▽
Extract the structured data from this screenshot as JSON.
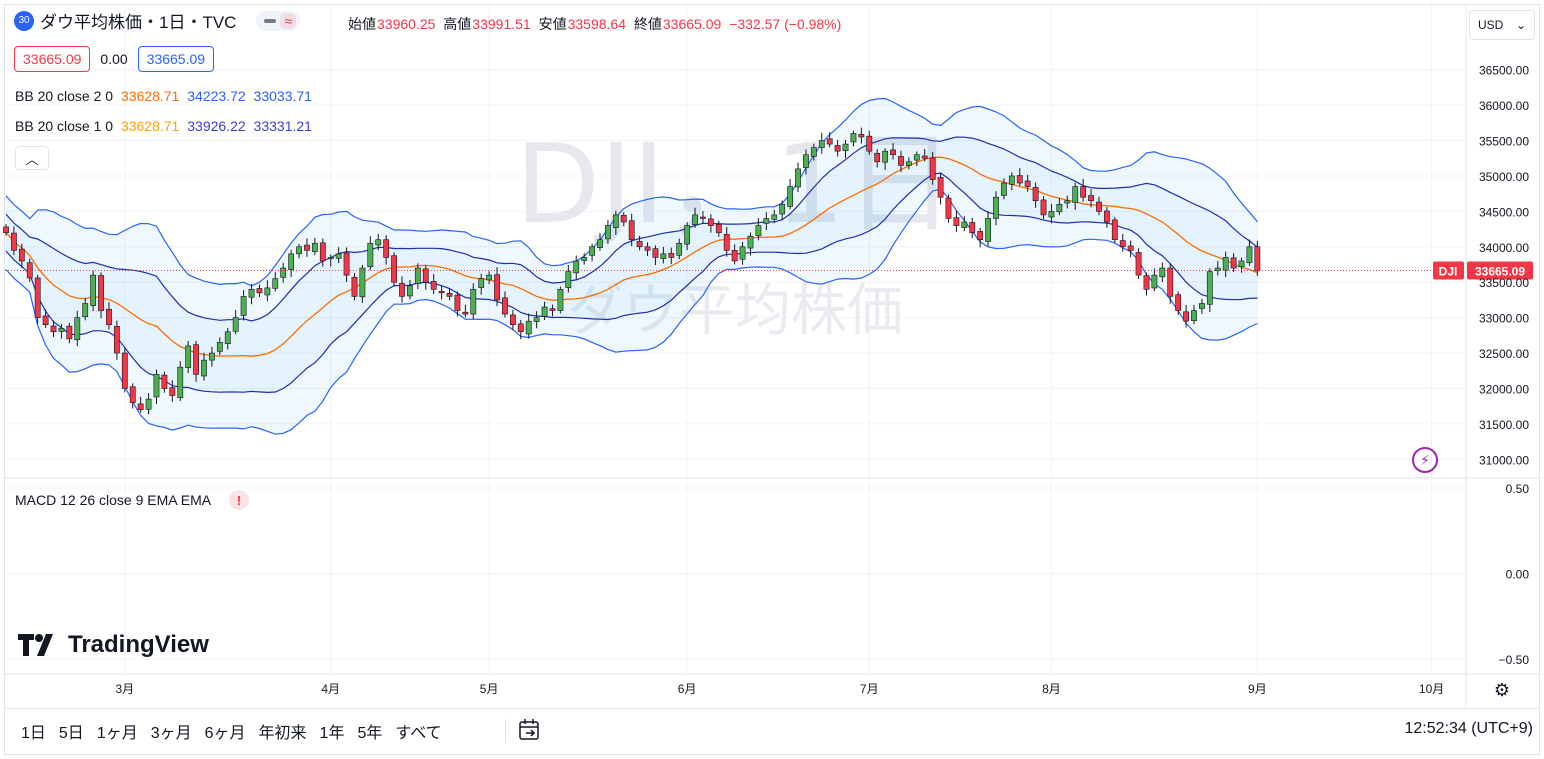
{
  "header": {
    "badge": "30",
    "title": "ダウ平均株価・1日・TVC",
    "ohlc": [
      {
        "label": "始値",
        "value": "33960.25"
      },
      {
        "label": "高値",
        "value": "33991.51"
      },
      {
        "label": "安値",
        "value": "33598.64"
      },
      {
        "label": "終値",
        "value": "33665.09"
      }
    ],
    "change": "−332.57 (−0.98%)",
    "bid": "33665.09",
    "spread": "0.00",
    "ask": "33665.09"
  },
  "indicators": {
    "bb2": {
      "label": "BB 20 close 2 0",
      "basis": "33628.71",
      "upper": "34223.72",
      "lower": "33033.71"
    },
    "bb1": {
      "label": "BB 20 close 1 0",
      "basis": "33628.71",
      "upper": "33926.22",
      "lower": "33331.21"
    },
    "macd": {
      "label": "MACD 12 26 close 9 EMA EMA",
      "warning": "!"
    }
  },
  "watermark": {
    "line1": "DJI，1日",
    "line2": "ダウ平均株価"
  },
  "currency": "USD",
  "brand": "TradingView",
  "ranges": [
    "1日",
    "5日",
    "1ヶ月",
    "3ヶ月",
    "6ヶ月",
    "年初来",
    "1年",
    "5年",
    "すべて"
  ],
  "clock": "12:52:34 (UTC+9)",
  "price_label": {
    "symbol": "DJI",
    "value": "33665.09"
  },
  "colors": {
    "up": "#4caf50",
    "down": "#f23645",
    "band": "#2962ff",
    "basis": "#ff6d00",
    "fill": "#2196f3"
  },
  "chart_data": {
    "type": "candlestick",
    "y_ticks": [
      "36500.00",
      "36000.00",
      "35500.00",
      "35000.00",
      "34500.00",
      "34000.00",
      "33500.00",
      "33000.00",
      "32500.00",
      "32000.00",
      "31500.00",
      "31000.00"
    ],
    "ylim": [
      30750,
      36750
    ],
    "macd_ticks": [
      "0.50",
      "0.00",
      "−0.50"
    ],
    "month_labels": [
      {
        "label": "3月",
        "index": 15
      },
      {
        "label": "4月",
        "index": 41
      },
      {
        "label": "5月",
        "index": 61
      },
      {
        "label": "6月",
        "index": 86
      },
      {
        "label": "7月",
        "index": 109
      },
      {
        "label": "8月",
        "index": 132
      },
      {
        "label": "9月",
        "index": 158
      },
      {
        "label": "10月",
        "index": 180
      }
    ],
    "close": [
      34200,
      33950,
      33800,
      33560,
      33000,
      32900,
      32800,
      32850,
      32700,
      33000,
      33200,
      33600,
      33100,
      32900,
      32500,
      32000,
      31800,
      31700,
      31850,
      32200,
      32000,
      31900,
      32300,
      32600,
      32200,
      32400,
      32500,
      32650,
      32800,
      33000,
      33300,
      33400,
      33350,
      33420,
      33550,
      33700,
      33900,
      34000,
      33950,
      34050,
      33800,
      33850,
      33900,
      33600,
      33300,
      33700,
      34050,
      34100,
      33850,
      33500,
      33300,
      33450,
      33700,
      33500,
      33400,
      33350,
      33300,
      33100,
      33050,
      33400,
      33550,
      33600,
      33250,
      33050,
      32900,
      32800,
      32950,
      33000,
      33150,
      33100,
      33400,
      33650,
      33800,
      33850,
      34000,
      34100,
      34300,
      34450,
      34350,
      34100,
      34000,
      33950,
      33850,
      33900,
      33850,
      34050,
      34300,
      34450,
      34400,
      34300,
      34200,
      33950,
      33800,
      34000,
      34150,
      34300,
      34400,
      34450,
      34600,
      34850,
      35100,
      35300,
      35400,
      35500,
      35450,
      35350,
      35450,
      35600,
      35550,
      35350,
      35200,
      35350,
      35300,
      35150,
      35200,
      35300,
      35250,
      34950,
      34700,
      34400,
      34300,
      34350,
      34200,
      34100,
      34400,
      34700,
      34900,
      35000,
      34900,
      34850,
      34650,
      34450,
      34500,
      34600,
      34650,
      34850,
      34700,
      34650,
      34500,
      34350,
      34100,
      34000,
      33950,
      33600,
      33400,
      33600,
      33700,
      33300,
      33100,
      32950,
      33100,
      33200,
      33650,
      33700,
      33850,
      33700,
      33800,
      34000,
      33660
    ]
  }
}
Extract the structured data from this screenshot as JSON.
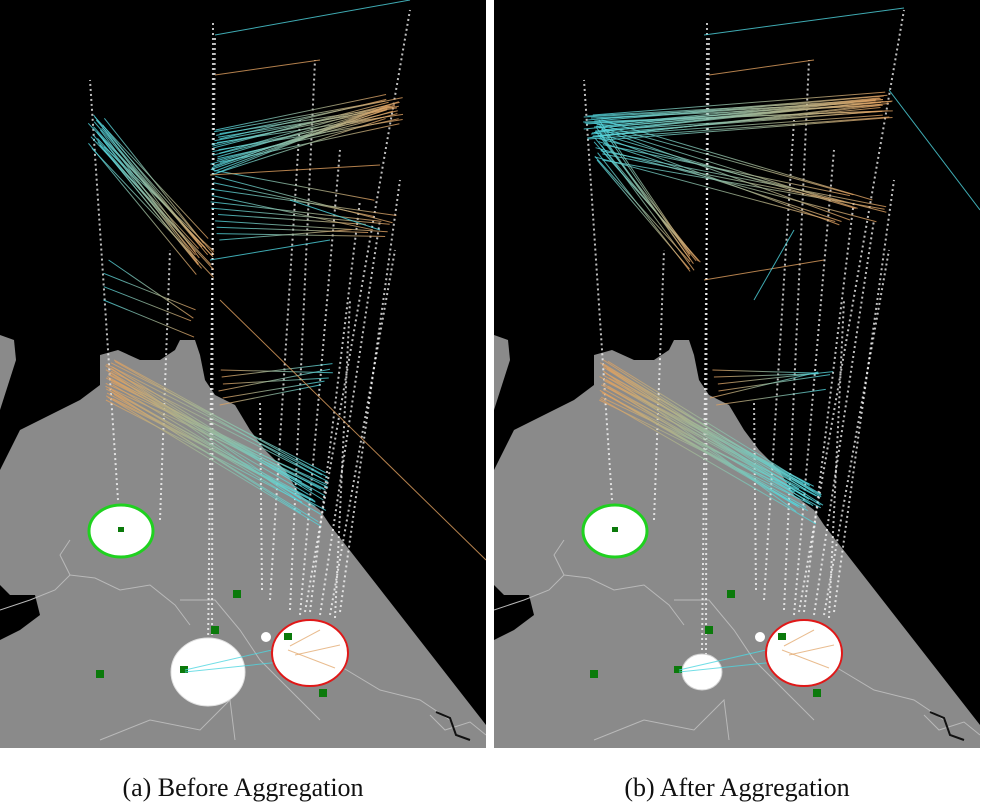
{
  "panels": [
    {
      "id": "a",
      "caption": "(a) Before Aggregation",
      "aggregated": false
    },
    {
      "id": "b",
      "caption": "(b) After Aggregation",
      "aggregated": true
    }
  ],
  "colors": {
    "background": "#000000",
    "land": "#8a8a8a",
    "landOutline": "#b9b9b9",
    "cyanLink": "#4fd6e0",
    "orangeLink": "#e0a060",
    "pillar": "#ffffff",
    "sourceRing": "#1fd11f",
    "destRing": "#e01818",
    "marker": "#0b7a0b"
  }
}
△
#### What needs to be done:
Only a number is wanted: how many lines of the data above contain "close"?

#### Answer to this exercise:
4